--- start ---

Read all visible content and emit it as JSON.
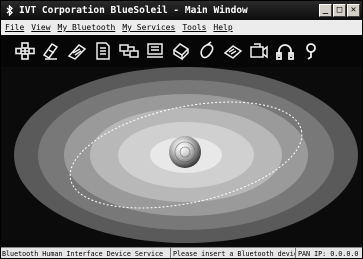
{
  "window": {
    "title": "IVT Corporation BlueSoleil - Main Window",
    "minimize_glyph": "_",
    "maximize_glyph": "□",
    "close_glyph": "✕"
  },
  "menu": {
    "items": [
      "File",
      "View",
      "My Bluetooth",
      "My Services",
      "Tools",
      "Help"
    ]
  },
  "toolbar": {
    "icons": [
      "network-access-icon",
      "file-transfer-icon",
      "sync-icon",
      "document-icon",
      "serial-port-icon",
      "fax-icon",
      "printer-icon",
      "mouse-icon",
      "headset-icon",
      "camera-icon",
      "audio-gateway-icon",
      "phone-icon"
    ]
  },
  "status": {
    "service": "Bluetooth Human Interface Device Service",
    "message": "Please insert a Bluetooth device",
    "pan_ip": "PAN IP: 0.0.0.0"
  }
}
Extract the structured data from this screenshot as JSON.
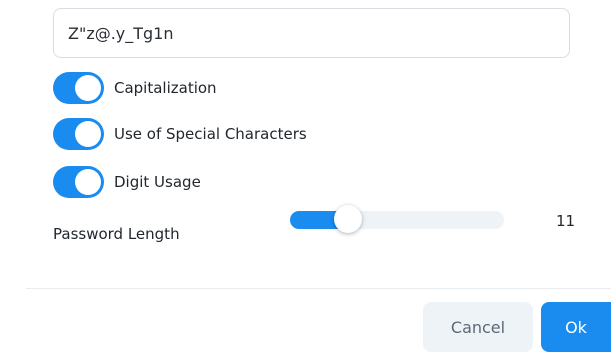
{
  "password": {
    "value": "Z\"z@.y_Tg1n"
  },
  "options": [
    {
      "label": "Capitalization",
      "enabled": true
    },
    {
      "label": "Use of Special Characters",
      "enabled": true
    },
    {
      "label": "Digit Usage",
      "enabled": true
    }
  ],
  "length": {
    "label": "Password Length",
    "value": "11",
    "fill_fraction": 0.27
  },
  "buttons": {
    "cancel": "Cancel",
    "ok": "Ok"
  },
  "colors": {
    "accent": "#1a8cf0",
    "track": "#eef3f7",
    "cancel_bg": "#eef3f7"
  }
}
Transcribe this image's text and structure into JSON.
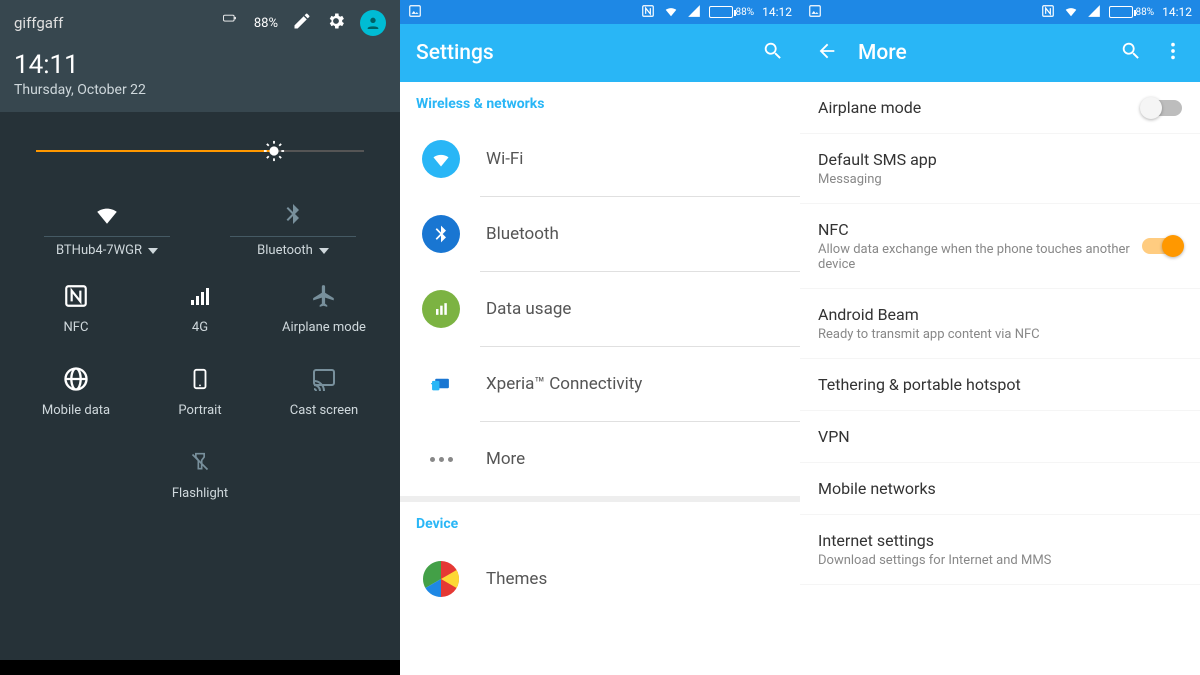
{
  "qs": {
    "carrier": "giffgaff",
    "battery": "88%",
    "time": "14:11",
    "date": "Thursday, October 22",
    "brightness_pct": 64,
    "tiles_top": [
      {
        "label": "BTHub4-7WGR"
      },
      {
        "label": "Bluetooth"
      }
    ],
    "tiles": [
      {
        "label": "NFC"
      },
      {
        "label": "4G"
      },
      {
        "label": "Airplane mode"
      },
      {
        "label": "Mobile data"
      },
      {
        "label": "Portrait"
      },
      {
        "label": "Cast screen"
      },
      {
        "label": "Flashlight"
      }
    ]
  },
  "settings": {
    "status_time": "14:12",
    "status_batt": "88%",
    "title": "Settings",
    "section1": "Wireless & networks",
    "rows": [
      {
        "label": "Wi-Fi"
      },
      {
        "label": "Bluetooth"
      },
      {
        "label": "Data usage"
      },
      {
        "label": "Xperia™ Connectivity"
      },
      {
        "label": "More"
      }
    ],
    "section2": "Device",
    "device_rows": [
      {
        "label": "Themes"
      }
    ]
  },
  "more": {
    "status_time": "14:12",
    "status_batt": "88%",
    "title": "More",
    "rows": [
      {
        "title": "Airplane mode",
        "sub": "",
        "switch": "off"
      },
      {
        "title": "Default SMS app",
        "sub": "Messaging"
      },
      {
        "title": "NFC",
        "sub": "Allow data exchange when the phone touches another device",
        "switch": "on"
      },
      {
        "title": "Android Beam",
        "sub": "Ready to transmit app content via NFC"
      },
      {
        "title": "Tethering & portable hotspot",
        "sub": ""
      },
      {
        "title": "VPN",
        "sub": ""
      },
      {
        "title": "Mobile networks",
        "sub": ""
      },
      {
        "title": "Internet settings",
        "sub": "Download settings for Internet and MMS"
      }
    ]
  }
}
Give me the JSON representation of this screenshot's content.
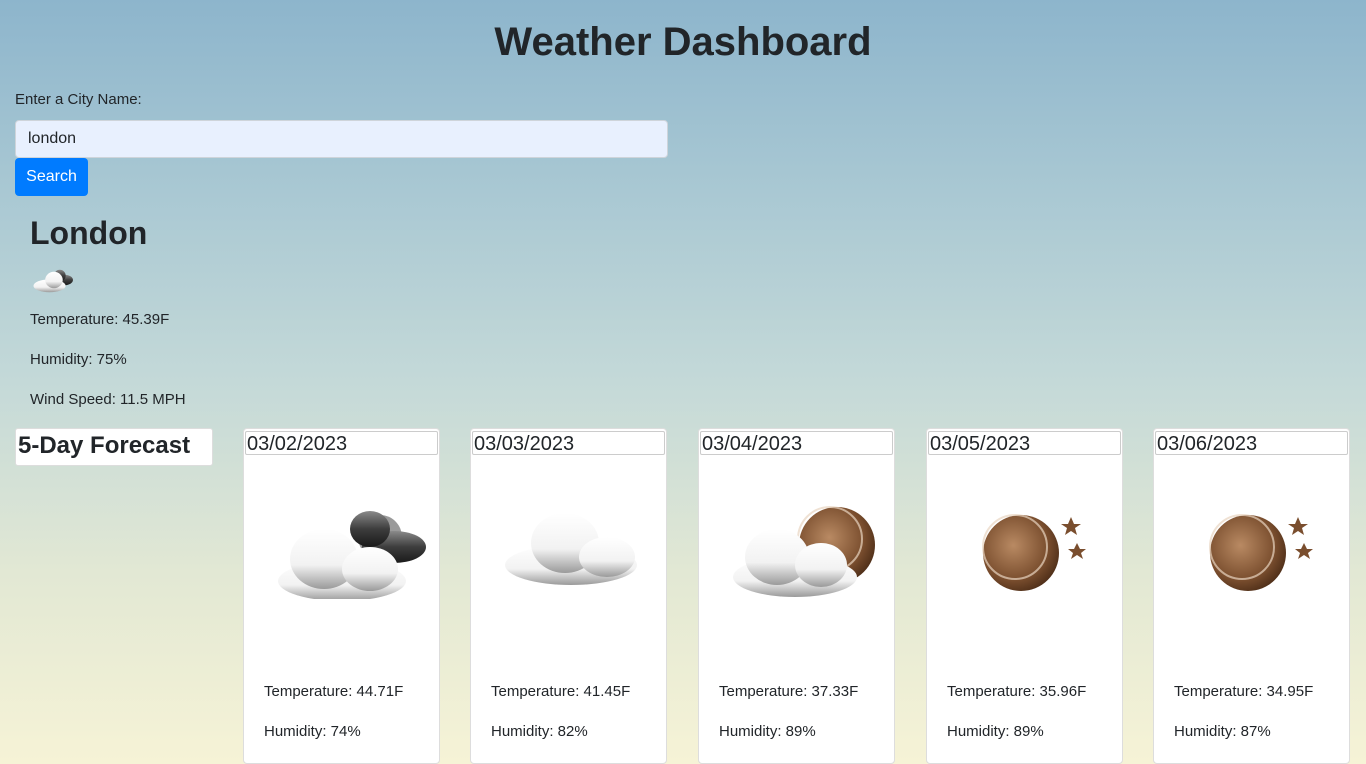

--- end ---

◆ THE EXERCISE
Repeat each entry exactly. Pictures do not belong in the copy.

◆ FULL RESPONSE
Read all visible content and emit it as JSON.
{
  "window": {
    "title": "IVT Corporation BlueSoleil - Main Window",
    "minimize_glyph": "_",
    "maximize_glyph": "□",
    "close_glyph": "✕"
  },
  "menu": {
    "items": [
      "File",
      "View",
      "My Bluetooth",
      "My Services",
      "Tools",
      "Help"
    ]
  },
  "toolbar": {
    "icons": [
      "network-access-icon",
      "file-transfer-icon",
      "sync-icon",
      "document-icon",
      "serial-port-icon",
      "fax-icon",
      "printer-icon",
      "mouse-icon",
      "headset-icon",
      "camera-icon",
      "audio-gateway-icon",
      "phone-icon"
    ]
  },
  "status": {
    "service": "Bluetooth Human Interface Device Service",
    "message": "Please insert a Bluetooth device",
    "pan_ip": "PAN IP: 0.0.0.0"
  }
}
Extract the structured data from this screenshot as JSON.
{
  "password": {
    "value": "Z\"z@.y_Tg1n"
  },
  "options": [
    {
      "label": "Capitalization",
      "enabled": true
    },
    {
      "label": "Use of Special Characters",
      "enabled": true
    },
    {
      "label": "Digit Usage",
      "enabled": true
    }
  ],
  "length": {
    "label": "Password Length",
    "value": "11",
    "fill_fraction": 0.27
  },
  "buttons": {
    "cancel": "Cancel",
    "ok": "Ok"
  },
  "colors": {
    "accent": "#1a8cf0",
    "track": "#eef3f7",
    "cancel_bg": "#eef3f7"
  }
}
Transcribe this image's text and structure into JSON.
{
  "qs": {
    "carrier": "giffgaff",
    "battery": "88%",
    "time": "14:11",
    "date": "Thursday, October 22",
    "brightness_pct": 64,
    "tiles_top": [
      {
        "label": "BTHub4-7WGR"
      },
      {
        "label": "Bluetooth"
      }
    ],
    "tiles": [
      {
        "label": "NFC"
      },
      {
        "label": "4G"
      },
      {
        "label": "Airplane mode"
      },
      {
        "label": "Mobile data"
      },
      {
        "label": "Portrait"
      },
      {
        "label": "Cast screen"
      },
      {
        "label": "Flashlight"
      }
    ]
  },
  "settings": {
    "status_time": "14:12",
    "status_batt": "88%",
    "title": "Settings",
    "section1": "Wireless & networks",
    "rows": [
      {
        "label": "Wi-Fi"
      },
      {
        "label": "Bluetooth"
      },
      {
        "label": "Data usage"
      },
      {
        "label": "Xperia™ Connectivity"
      },
      {
        "label": "More"
      }
    ],
    "section2": "Device",
    "device_rows": [
      {
        "label": "Themes"
      }
    ]
  },
  "more": {
    "status_time": "14:12",
    "status_batt": "88%",
    "title": "More",
    "rows": [
      {
        "title": "Airplane mode",
        "sub": "",
        "switch": "off"
      },
      {
        "title": "Default SMS app",
        "sub": "Messaging"
      },
      {
        "title": "NFC",
        "sub": "Allow data exchange when the phone touches another device",
        "switch": "on"
      },
      {
        "title": "Android Beam",
        "sub": "Ready to transmit app content via NFC"
      },
      {
        "title": "Tethering & portable hotspot",
        "sub": ""
      },
      {
        "title": "VPN",
        "sub": ""
      },
      {
        "title": "Mobile networks",
        "sub": ""
      },
      {
        "title": "Internet settings",
        "sub": "Download settings for Internet and MMS"
      }
    ]
  }
}
Give me the JSON representation of this screenshot's content.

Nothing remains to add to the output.